## Exercise instructions
Only a number is wanted here: the number of lines of the data that include "JSON".

## Data rows
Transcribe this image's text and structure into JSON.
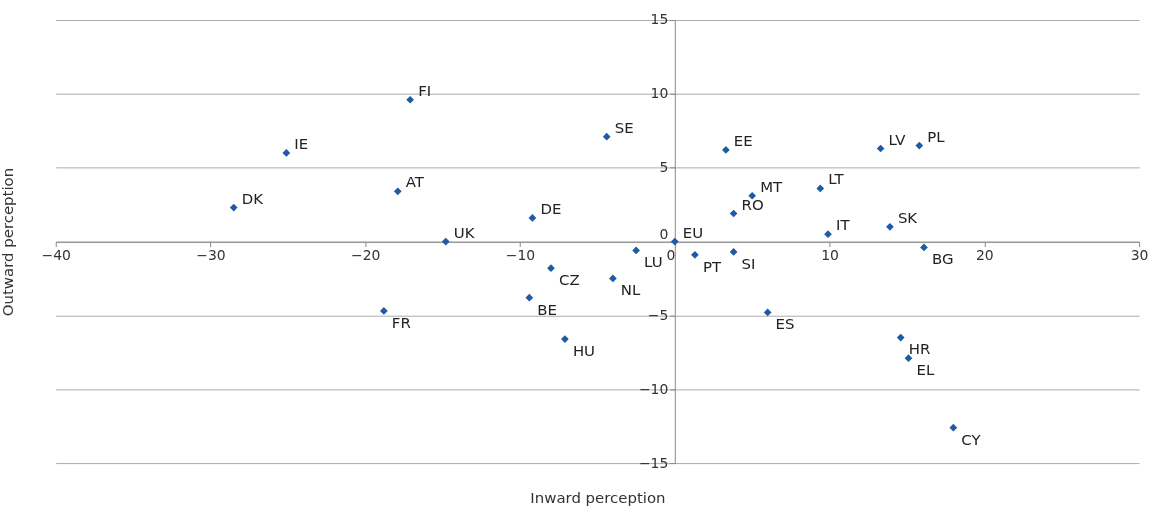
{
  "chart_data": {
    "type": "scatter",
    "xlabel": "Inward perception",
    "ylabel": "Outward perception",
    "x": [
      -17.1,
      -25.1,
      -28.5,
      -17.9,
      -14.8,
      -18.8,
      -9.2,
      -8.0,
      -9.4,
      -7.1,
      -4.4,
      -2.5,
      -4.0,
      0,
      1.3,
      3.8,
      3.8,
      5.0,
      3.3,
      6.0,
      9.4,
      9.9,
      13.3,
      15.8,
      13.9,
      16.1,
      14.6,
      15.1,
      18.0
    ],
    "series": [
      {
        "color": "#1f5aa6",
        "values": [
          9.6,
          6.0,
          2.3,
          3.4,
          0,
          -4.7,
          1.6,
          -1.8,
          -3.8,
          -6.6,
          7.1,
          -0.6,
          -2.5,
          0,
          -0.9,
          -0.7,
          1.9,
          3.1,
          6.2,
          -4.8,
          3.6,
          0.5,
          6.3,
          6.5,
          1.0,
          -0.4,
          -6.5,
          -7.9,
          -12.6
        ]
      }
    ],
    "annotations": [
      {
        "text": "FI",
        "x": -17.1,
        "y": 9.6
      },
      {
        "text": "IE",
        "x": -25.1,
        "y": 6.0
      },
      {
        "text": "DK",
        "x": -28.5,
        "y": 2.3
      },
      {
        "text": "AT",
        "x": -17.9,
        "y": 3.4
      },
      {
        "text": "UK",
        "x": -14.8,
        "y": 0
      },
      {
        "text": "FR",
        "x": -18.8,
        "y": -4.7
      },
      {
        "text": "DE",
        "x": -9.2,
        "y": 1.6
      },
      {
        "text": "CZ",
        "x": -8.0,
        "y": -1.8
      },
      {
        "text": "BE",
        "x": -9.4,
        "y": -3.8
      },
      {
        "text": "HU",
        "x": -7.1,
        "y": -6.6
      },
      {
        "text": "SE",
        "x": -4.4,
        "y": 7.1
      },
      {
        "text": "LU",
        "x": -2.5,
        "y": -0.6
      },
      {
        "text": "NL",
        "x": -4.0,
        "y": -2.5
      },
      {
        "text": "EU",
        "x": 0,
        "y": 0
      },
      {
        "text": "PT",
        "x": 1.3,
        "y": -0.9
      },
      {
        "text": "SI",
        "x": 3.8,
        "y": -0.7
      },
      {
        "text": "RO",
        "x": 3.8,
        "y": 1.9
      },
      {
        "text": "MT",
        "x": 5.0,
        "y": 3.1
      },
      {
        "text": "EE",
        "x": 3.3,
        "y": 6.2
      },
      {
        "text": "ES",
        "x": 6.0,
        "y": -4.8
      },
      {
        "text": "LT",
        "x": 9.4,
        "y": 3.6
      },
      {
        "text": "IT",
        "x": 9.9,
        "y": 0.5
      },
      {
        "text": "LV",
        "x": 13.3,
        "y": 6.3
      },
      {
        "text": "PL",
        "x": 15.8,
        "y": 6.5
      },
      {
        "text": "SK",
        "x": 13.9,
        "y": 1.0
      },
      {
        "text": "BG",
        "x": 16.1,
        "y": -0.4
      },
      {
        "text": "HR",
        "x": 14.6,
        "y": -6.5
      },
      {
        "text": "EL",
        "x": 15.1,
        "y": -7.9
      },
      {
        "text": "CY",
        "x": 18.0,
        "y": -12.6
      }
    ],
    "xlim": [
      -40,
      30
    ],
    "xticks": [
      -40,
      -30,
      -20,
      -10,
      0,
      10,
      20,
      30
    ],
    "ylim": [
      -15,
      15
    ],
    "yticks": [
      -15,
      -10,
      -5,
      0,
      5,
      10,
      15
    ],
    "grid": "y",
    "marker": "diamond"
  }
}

==

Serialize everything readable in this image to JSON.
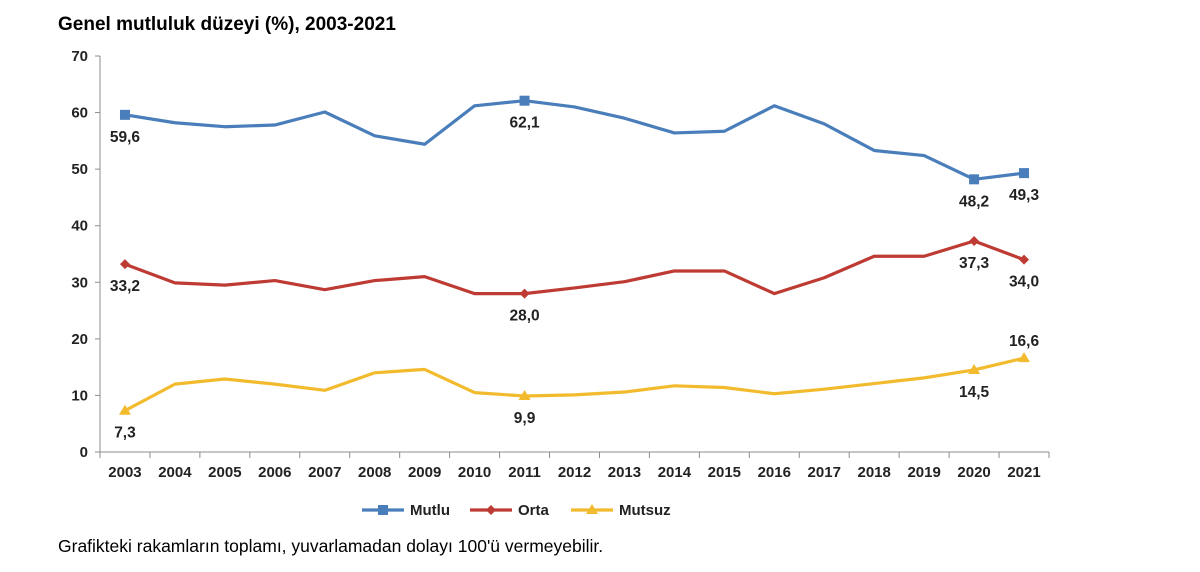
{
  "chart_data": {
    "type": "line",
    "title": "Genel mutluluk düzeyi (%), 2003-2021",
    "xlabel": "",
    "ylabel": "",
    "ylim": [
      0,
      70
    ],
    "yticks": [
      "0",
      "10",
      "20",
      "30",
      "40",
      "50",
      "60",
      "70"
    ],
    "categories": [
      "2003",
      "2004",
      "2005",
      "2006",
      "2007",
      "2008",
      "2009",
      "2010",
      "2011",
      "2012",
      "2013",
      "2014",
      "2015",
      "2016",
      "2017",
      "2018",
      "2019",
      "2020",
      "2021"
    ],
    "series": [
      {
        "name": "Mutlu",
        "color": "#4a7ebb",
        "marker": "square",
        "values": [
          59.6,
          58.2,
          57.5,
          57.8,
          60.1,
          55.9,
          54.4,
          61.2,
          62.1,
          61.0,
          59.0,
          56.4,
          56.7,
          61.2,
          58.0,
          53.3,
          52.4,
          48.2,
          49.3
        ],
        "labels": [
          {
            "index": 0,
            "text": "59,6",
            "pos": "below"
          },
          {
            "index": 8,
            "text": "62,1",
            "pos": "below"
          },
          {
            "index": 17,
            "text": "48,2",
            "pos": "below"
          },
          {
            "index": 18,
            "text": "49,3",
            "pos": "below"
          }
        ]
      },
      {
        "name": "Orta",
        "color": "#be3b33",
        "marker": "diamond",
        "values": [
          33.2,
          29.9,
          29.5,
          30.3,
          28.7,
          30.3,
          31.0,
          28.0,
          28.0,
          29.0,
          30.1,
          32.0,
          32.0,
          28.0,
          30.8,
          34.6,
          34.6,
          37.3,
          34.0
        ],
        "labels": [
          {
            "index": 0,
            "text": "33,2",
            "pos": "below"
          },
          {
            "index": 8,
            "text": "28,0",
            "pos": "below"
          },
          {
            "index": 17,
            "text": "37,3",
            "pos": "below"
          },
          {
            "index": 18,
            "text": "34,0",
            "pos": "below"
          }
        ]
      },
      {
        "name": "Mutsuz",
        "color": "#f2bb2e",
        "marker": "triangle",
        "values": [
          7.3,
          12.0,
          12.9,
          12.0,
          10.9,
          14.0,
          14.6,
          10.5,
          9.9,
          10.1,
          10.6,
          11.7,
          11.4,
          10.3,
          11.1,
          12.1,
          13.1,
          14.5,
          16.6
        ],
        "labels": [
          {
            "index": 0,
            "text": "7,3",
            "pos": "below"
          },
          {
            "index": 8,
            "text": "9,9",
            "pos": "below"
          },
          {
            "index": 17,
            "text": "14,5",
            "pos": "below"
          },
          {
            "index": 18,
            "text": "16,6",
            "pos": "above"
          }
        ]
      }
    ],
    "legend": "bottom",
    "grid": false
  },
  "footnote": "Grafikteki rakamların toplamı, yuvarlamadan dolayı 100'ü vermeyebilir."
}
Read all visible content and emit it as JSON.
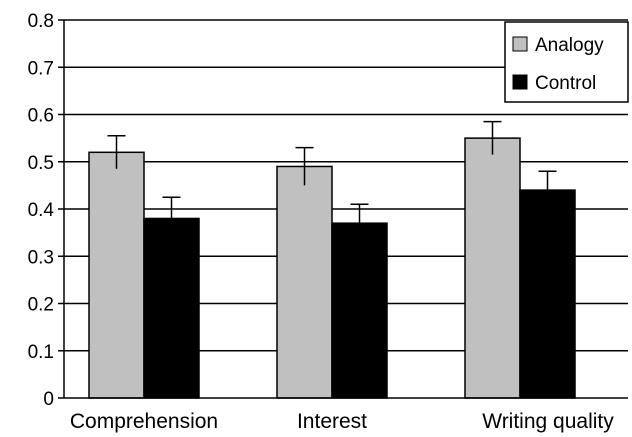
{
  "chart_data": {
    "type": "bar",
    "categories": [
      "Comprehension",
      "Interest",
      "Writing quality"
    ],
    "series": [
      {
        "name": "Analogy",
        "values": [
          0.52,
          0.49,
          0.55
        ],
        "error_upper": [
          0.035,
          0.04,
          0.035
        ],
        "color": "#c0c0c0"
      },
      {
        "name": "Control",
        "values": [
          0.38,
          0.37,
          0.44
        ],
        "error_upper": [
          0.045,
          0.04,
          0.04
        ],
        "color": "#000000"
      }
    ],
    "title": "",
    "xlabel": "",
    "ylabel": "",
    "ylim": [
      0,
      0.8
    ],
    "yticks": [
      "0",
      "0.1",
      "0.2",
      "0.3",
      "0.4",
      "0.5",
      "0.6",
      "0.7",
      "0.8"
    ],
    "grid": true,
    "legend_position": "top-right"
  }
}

## Solved exercise
3